Quote every line below exactly as it reads.

◆ Excerpted data
** START **
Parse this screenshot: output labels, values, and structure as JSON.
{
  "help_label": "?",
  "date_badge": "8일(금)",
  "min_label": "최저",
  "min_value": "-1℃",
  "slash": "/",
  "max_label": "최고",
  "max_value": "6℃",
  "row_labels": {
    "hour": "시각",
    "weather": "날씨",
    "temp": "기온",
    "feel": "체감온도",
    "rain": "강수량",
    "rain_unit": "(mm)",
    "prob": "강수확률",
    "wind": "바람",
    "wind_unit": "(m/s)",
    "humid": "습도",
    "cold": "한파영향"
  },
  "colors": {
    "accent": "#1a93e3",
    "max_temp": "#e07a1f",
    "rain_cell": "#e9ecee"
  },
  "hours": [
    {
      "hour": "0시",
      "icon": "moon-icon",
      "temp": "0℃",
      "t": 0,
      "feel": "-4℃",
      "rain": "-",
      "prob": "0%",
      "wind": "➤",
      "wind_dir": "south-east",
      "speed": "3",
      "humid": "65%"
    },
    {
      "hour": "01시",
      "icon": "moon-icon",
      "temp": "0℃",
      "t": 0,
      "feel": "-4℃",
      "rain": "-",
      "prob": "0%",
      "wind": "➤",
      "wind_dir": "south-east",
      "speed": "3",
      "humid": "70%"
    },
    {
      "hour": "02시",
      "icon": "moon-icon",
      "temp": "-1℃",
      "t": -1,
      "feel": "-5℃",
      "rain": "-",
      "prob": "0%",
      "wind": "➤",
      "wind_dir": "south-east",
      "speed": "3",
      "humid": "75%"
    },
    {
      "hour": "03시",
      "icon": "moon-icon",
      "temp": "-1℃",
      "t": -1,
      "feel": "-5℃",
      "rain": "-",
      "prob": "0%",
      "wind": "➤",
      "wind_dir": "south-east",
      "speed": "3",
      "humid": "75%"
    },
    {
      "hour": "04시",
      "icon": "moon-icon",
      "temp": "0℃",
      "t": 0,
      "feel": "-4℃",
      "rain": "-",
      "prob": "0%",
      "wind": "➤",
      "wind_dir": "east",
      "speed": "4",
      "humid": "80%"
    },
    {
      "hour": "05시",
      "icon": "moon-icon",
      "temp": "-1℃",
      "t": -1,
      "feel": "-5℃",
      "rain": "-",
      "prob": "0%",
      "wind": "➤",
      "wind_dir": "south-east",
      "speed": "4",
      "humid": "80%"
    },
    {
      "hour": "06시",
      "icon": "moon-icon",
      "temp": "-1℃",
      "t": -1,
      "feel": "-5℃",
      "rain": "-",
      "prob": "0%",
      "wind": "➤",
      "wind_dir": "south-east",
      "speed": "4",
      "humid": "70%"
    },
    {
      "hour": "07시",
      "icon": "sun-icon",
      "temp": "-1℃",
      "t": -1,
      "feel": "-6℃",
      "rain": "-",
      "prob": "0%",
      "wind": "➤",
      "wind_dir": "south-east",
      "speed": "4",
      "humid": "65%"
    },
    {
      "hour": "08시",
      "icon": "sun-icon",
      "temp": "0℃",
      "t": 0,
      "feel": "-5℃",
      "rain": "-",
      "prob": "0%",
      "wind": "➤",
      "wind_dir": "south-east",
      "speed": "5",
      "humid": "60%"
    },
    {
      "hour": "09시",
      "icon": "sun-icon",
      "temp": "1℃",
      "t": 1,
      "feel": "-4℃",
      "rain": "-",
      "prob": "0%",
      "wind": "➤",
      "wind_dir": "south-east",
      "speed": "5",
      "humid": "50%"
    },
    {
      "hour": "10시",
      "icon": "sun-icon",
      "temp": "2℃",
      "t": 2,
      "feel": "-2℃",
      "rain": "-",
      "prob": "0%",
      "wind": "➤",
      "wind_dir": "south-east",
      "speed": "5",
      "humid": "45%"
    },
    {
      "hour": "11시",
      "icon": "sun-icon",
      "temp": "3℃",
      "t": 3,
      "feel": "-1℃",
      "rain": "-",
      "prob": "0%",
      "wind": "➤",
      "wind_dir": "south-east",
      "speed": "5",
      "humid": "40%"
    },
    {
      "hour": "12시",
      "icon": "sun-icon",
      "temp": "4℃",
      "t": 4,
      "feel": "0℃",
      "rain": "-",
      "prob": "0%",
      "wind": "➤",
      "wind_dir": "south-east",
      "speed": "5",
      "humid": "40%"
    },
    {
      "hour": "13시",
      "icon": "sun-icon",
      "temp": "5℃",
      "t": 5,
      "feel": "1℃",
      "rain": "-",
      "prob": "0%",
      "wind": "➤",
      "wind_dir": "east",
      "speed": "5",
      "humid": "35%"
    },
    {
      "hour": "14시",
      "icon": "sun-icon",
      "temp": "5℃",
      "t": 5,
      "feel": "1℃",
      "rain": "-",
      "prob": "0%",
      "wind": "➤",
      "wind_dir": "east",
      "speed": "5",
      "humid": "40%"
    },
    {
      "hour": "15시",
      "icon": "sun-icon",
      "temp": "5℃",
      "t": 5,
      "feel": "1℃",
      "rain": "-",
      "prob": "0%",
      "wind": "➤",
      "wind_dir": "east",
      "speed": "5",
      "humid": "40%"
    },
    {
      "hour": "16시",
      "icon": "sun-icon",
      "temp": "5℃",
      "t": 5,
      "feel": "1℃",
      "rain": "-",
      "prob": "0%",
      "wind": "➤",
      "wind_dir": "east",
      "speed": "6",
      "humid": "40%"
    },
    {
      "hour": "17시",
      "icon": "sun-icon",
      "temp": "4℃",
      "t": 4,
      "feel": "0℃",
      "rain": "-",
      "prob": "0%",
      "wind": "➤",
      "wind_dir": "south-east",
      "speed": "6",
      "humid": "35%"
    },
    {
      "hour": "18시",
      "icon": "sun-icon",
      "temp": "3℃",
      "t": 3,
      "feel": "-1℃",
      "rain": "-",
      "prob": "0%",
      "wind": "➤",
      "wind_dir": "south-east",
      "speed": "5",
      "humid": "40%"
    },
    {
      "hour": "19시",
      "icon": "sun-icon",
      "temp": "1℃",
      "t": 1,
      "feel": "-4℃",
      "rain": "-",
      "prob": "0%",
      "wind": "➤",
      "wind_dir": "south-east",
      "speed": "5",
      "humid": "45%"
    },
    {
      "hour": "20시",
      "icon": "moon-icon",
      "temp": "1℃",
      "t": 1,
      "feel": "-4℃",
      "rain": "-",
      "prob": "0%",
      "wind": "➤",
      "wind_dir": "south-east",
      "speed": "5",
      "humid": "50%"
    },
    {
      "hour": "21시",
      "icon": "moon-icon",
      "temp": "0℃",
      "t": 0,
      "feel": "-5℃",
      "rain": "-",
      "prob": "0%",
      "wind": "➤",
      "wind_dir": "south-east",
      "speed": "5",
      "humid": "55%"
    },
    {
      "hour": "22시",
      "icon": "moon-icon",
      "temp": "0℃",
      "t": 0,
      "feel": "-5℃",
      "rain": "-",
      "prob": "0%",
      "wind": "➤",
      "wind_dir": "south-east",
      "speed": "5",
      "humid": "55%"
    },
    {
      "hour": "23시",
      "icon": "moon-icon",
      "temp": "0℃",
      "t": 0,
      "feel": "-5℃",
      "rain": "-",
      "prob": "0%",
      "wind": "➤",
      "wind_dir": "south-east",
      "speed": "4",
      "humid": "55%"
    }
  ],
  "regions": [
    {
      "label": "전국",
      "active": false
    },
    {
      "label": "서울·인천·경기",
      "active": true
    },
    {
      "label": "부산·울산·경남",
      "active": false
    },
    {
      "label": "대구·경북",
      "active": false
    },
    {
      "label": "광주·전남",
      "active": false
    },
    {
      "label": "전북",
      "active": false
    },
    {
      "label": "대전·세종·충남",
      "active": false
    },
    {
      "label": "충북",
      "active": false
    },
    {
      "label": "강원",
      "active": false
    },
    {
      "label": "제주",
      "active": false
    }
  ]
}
** END **
◆ Result below
Parse this screenshot: output labels, values, and structure as JSON.
{
  "help_label": "?",
  "date_badge": "8일(금)",
  "min_label": "최저",
  "min_value": "-1℃",
  "slash": "/",
  "max_label": "최고",
  "max_value": "6℃",
  "row_labels": {
    "hour": "시각",
    "weather": "날씨",
    "temp": "기온",
    "feel": "체감온도",
    "rain": "강수량",
    "rain_unit": "(mm)",
    "prob": "강수확률",
    "wind": "바람",
    "wind_unit": "(m/s)",
    "humid": "습도",
    "cold": "한파영향"
  },
  "colors": {
    "accent": "#1a93e3",
    "max_temp": "#e07a1f",
    "rain_cell": "#e9ecee"
  },
  "hours": [
    {
      "hour": "0시",
      "icon": "moon-icon",
      "temp": "0℃",
      "t": 0,
      "feel": "-4℃",
      "rain": "-",
      "prob": "0%",
      "wind": "➤",
      "wind_dir": "south-east",
      "speed": "3",
      "humid": "65%"
    },
    {
      "hour": "01시",
      "icon": "moon-icon",
      "temp": "0℃",
      "t": 0,
      "feel": "-4℃",
      "rain": "-",
      "prob": "0%",
      "wind": "➤",
      "wind_dir": "south-east",
      "speed": "3",
      "humid": "70%"
    },
    {
      "hour": "02시",
      "icon": "moon-icon",
      "temp": "-1℃",
      "t": -1,
      "feel": "-5℃",
      "rain": "-",
      "prob": "0%",
      "wind": "➤",
      "wind_dir": "south-east",
      "speed": "3",
      "humid": "75%"
    },
    {
      "hour": "03시",
      "icon": "moon-icon",
      "temp": "-1℃",
      "t": -1,
      "feel": "-5℃",
      "rain": "-",
      "prob": "0%",
      "wind": "➤",
      "wind_dir": "south-east",
      "speed": "3",
      "humid": "75%"
    },
    {
      "hour": "04시",
      "icon": "moon-icon",
      "temp": "0℃",
      "t": 0,
      "feel": "-4℃",
      "rain": "-",
      "prob": "0%",
      "wind": "➤",
      "wind_dir": "east",
      "speed": "4",
      "humid": "80%"
    },
    {
      "hour": "05시",
      "icon": "moon-icon",
      "temp": "-1℃",
      "t": -1,
      "feel": "-5℃",
      "rain": "-",
      "prob": "0%",
      "wind": "➤",
      "wind_dir": "south-east",
      "speed": "4",
      "humid": "80%"
    },
    {
      "hour": "06시",
      "icon": "moon-icon",
      "temp": "-1℃",
      "t": -1,
      "feel": "-5℃",
      "rain": "-",
      "prob": "0%",
      "wind": "➤",
      "wind_dir": "south-east",
      "speed": "4",
      "humid": "70%"
    },
    {
      "hour": "07시",
      "icon": "sun-icon",
      "temp": "-1℃",
      "t": -1,
      "feel": "-6℃",
      "rain": "-",
      "prob": "0%",
      "wind": "➤",
      "wind_dir": "south-east",
      "speed": "4",
      "humid": "65%"
    },
    {
      "hour": "08시",
      "icon": "sun-icon",
      "temp": "0℃",
      "t": 0,
      "feel": "-5℃",
      "rain": "-",
      "prob": "0%",
      "wind": "➤",
      "wind_dir": "south-east",
      "speed": "5",
      "humid": "60%"
    },
    {
      "hour": "09시",
      "icon": "sun-icon",
      "temp": "1℃",
      "t": 1,
      "feel": "-4℃",
      "rain": "-",
      "prob": "0%",
      "wind": "➤",
      "wind_dir": "south-east",
      "speed": "5",
      "humid": "50%"
    },
    {
      "hour": "10시",
      "icon": "sun-icon",
      "temp": "2℃",
      "t": 2,
      "feel": "-2℃",
      "rain": "-",
      "prob": "0%",
      "wind": "➤",
      "wind_dir": "south-east",
      "speed": "5",
      "humid": "45%"
    },
    {
      "hour": "11시",
      "icon": "sun-icon",
      "temp": "3℃",
      "t": 3,
      "feel": "-1℃",
      "rain": "-",
      "prob": "0%",
      "wind": "➤",
      "wind_dir": "south-east",
      "speed": "5",
      "humid": "40%"
    },
    {
      "hour": "12시",
      "icon": "sun-icon",
      "temp": "4℃",
      "t": 4,
      "feel": "0℃",
      "rain": "-",
      "prob": "0%",
      "wind": "➤",
      "wind_dir": "south-east",
      "speed": "5",
      "humid": "40%"
    },
    {
      "hour": "13시",
      "icon": "sun-icon",
      "temp": "5℃",
      "t": 5,
      "feel": "1℃",
      "rain": "-",
      "prob": "0%",
      "wind": "➤",
      "wind_dir": "east",
      "speed": "5",
      "humid": "35%"
    },
    {
      "hour": "14시",
      "icon": "sun-icon",
      "temp": "5℃",
      "t": 5,
      "feel": "1℃",
      "rain": "-",
      "prob": "0%",
      "wind": "➤",
      "wind_dir": "east",
      "speed": "5",
      "humid": "40%"
    },
    {
      "hour": "15시",
      "icon": "sun-icon",
      "temp": "5℃",
      "t": 5,
      "feel": "1℃",
      "rain": "-",
      "prob": "0%",
      "wind": "➤",
      "wind_dir": "east",
      "speed": "5",
      "humid": "40%"
    },
    {
      "hour": "16시",
      "icon": "sun-icon",
      "temp": "5℃",
      "t": 5,
      "feel": "1℃",
      "rain": "-",
      "prob": "0%",
      "wind": "➤",
      "wind_dir": "east",
      "speed": "6",
      "humid": "40%"
    },
    {
      "hour": "17시",
      "icon": "sun-icon",
      "temp": "4℃",
      "t": 4,
      "feel": "0℃",
      "rain": "-",
      "prob": "0%",
      "wind": "➤",
      "wind_dir": "south-east",
      "speed": "6",
      "humid": "35%"
    },
    {
      "hour": "18시",
      "icon": "sun-icon",
      "temp": "3℃",
      "t": 3,
      "feel": "-1℃",
      "rain": "-",
      "prob": "0%",
      "wind": "➤",
      "wind_dir": "south-east",
      "speed": "5",
      "humid": "40%"
    },
    {
      "hour": "19시",
      "icon": "sun-icon",
      "temp": "1℃",
      "t": 1,
      "feel": "-4℃",
      "rain": "-",
      "prob": "0%",
      "wind": "➤",
      "wind_dir": "south-east",
      "speed": "5",
      "humid": "45%"
    },
    {
      "hour": "20시",
      "icon": "moon-icon",
      "temp": "1℃",
      "t": 1,
      "feel": "-4℃",
      "rain": "-",
      "prob": "0%",
      "wind": "➤",
      "wind_dir": "south-east",
      "speed": "5",
      "humid": "50%"
    },
    {
      "hour": "21시",
      "icon": "moon-icon",
      "temp": "0℃",
      "t": 0,
      "feel": "-5℃",
      "rain": "-",
      "prob": "0%",
      "wind": "➤",
      "wind_dir": "south-east",
      "speed": "5",
      "humid": "55%"
    },
    {
      "hour": "22시",
      "icon": "moon-icon",
      "temp": "0℃",
      "t": 0,
      "feel": "-5℃",
      "rain": "-",
      "prob": "0%",
      "wind": "➤",
      "wind_dir": "south-east",
      "speed": "5",
      "humid": "55%"
    },
    {
      "hour": "23시",
      "icon": "moon-icon",
      "temp": "0℃",
      "t": 0,
      "feel": "-5℃",
      "rain": "-",
      "prob": "0%",
      "wind": "➤",
      "wind_dir": "south-east",
      "speed": "4",
      "humid": "55%"
    }
  ],
  "regions": [
    {
      "label": "전국",
      "active": false
    },
    {
      "label": "서울·인천·경기",
      "active": true
    },
    {
      "label": "부산·울산·경남",
      "active": false
    },
    {
      "label": "대구·경북",
      "active": false
    },
    {
      "label": "광주·전남",
      "active": false
    },
    {
      "label": "전북",
      "active": false
    },
    {
      "label": "대전·세종·충남",
      "active": false
    },
    {
      "label": "충북",
      "active": false
    },
    {
      "label": "강원",
      "active": false
    },
    {
      "label": "제주",
      "active": false
    }
  ]
}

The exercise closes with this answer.